Without the pictures, set down every line of the data exactly.
== == ==
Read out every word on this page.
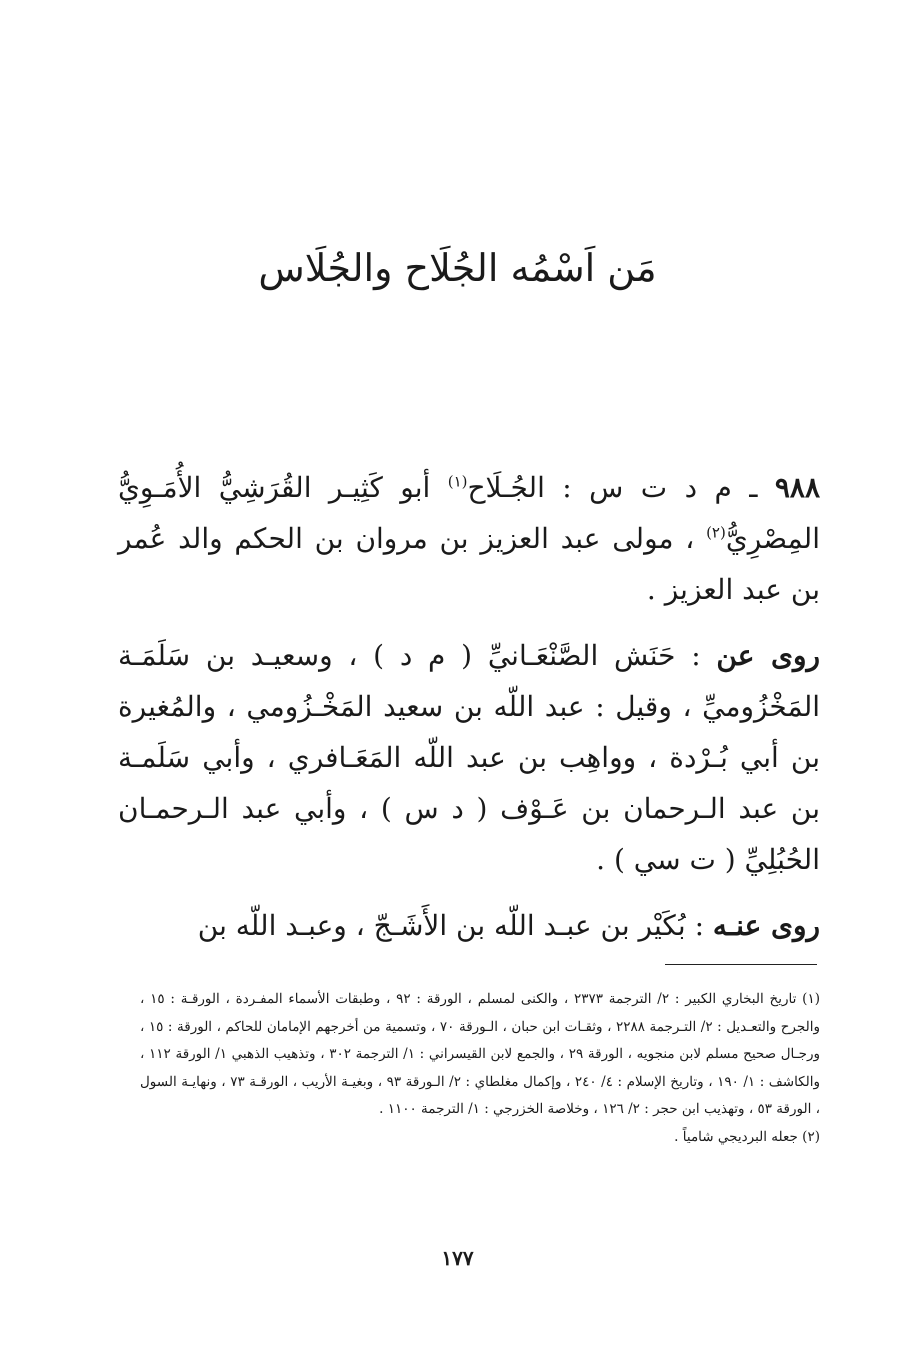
مَن اَسْمُه الجُلَاح والجُلَاس

٩٨٨ ـ م د ت س : الجُـلَاح$^{(١)}$ أبو كَثِيـر القُرَشِيُّ الأُمَـوِيُّ المِصْرِيُّ$^{(٢)}$ ، مولى عبد العزيز بن مروان بن الحكم والد عُمر بن عبد العزيز .

روى عن : حَنَش الصَّنْعَـانيِّ ( م د ) ، وسعيـد بن سَلَمَـة المَخْزُوميِّ ، وقيل : عبد اللّه بن سعيد المَخْـزُومي ، والمُغيرة بن أبي بُـرْدة ، وواهِب بن عبد اللّه المَعَـافري ، وأبي سَلَمـة بن عبد الـرحمان بن عَـوْف ( د س ) ، وأبي عبد الـرحمـان الحُبُلِيِّ ( ت سي ) .

روى عنـه : بُكَيْر بن عبـد اللّه بن الأَشَـجّ ، وعبـد اللّه بن

(١) تاريخ البخاري الكبير : ٢/ الترجمة ٢٣٧٣ ، والكنى لمسلم ، الورقة : ٩٢ ، وطبقات الأسماء المفـردة ، الورقـة : ١٥ ، والجرح والتعـديل : ٢/ التـرجمة ٢٢٨٨ ، وثقـات ابن حبان ، الـورقة ٧٠ ، وتسمية من أخرجهم الإمامان للحاكم ، الورقة : ١٥ ، ورجـال صحيح مسلم لابن منجويه ، الورقة ٢٩ ، والجمع لابن القيسراني : ١/ الترجمة ٣٠٢ ، وتذهيب الذهبي ١/ الورقة ١١٢ ، والكاشف : ١/ ١٩٠ ، وتاريخ الإسلام : ٤/ ٢٤٠ ، وإكمال مغلطاي : ٢/ الـورقة ٩٣ ، وبغيـة الأريب ، الورقـة ٧٣ ، ونهايـة السول ، الورقة ٥٣ ، وتهذيب ابن حجر : ٢/ ١٢٦ ، وخلاصة الخزرجي : ١/ الترجمة ١١٠٠ .

(٢) جعله البرديجي شامياً .

١٧٧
== == ==
**COMPLETE OUTPUT:**
Read out every word on this page.
مَن اَسْمُه الجُلَاح والجُلَاس

٩٨٨ ـ م د ت س : الجُـلَاح$^{(١)}$ أبو كَثِيـر القُرَشِيُّ الأُمَـوِيُّ المِصْرِيُّ$^{(٢)}$ ، مولى عبد العزيز بن مروان بن الحكم والد عُمر بن عبد العزيز .

روى عن : حَنَش الصَّنْعَـانيِّ ( م د ) ، وسعيـد بن سَلَمَـة المَخْزُوميِّ ، وقيل : عبد اللّه بن سعيد المَخْـزُومي ، والمُغيرة بن أبي بُـرْدة ، وواهِب بن عبد اللّه المَعَـافري ، وأبي سَلَمـة بن عبد الـرحمان بن عَـوْف ( د س ) ، وأبي عبد الـرحمـان الحُبُلِيِّ ( ت سي ) .

روى عنـه : بُكَيْر بن عبـد اللّه بن الأَشَـجّ ، وعبـد اللّه بن

(١) تاريخ البخاري الكبير : ٢/ الترجمة ٢٣٧٣ ، والكنى لمسلم ، الورقة : ٩٢ ، وطبقات الأسماء المفـردة ، الورقـة : ١٥ ، والجرح والتعـديل : ٢/ التـرجمة ٢٢٨٨ ، وثقـات ابن حبان ، الـورقة ٧٠ ، وتسمية من أخرجهم الإمامان للحاكم ، الورقة : ١٥ ، ورجـال صحيح مسلم لابن منجويه ، الورقة ٢٩ ، والجمع لابن القيسراني : ١/ الترجمة ٣٠٢ ، وتذهيب الذهبي ١/ الورقة ١١٢ ، والكاشف : ١/ ١٩٠ ، وتاريخ الإسلام : ٤/ ٢٤٠ ، وإكمال مغلطاي : ٢/ الـورقة ٩٣ ، وبغيـة الأريب ، الورقـة ٧٣ ، ونهايـة السول ، الورقة ٥٣ ، وتهذيب ابن حجر : ٢/ ١٢٦ ، وخلاصة الخزرجي : ١/ الترجمة ١١٠٠ .

(٢) جعله البرديجي شامياً .

١٧٧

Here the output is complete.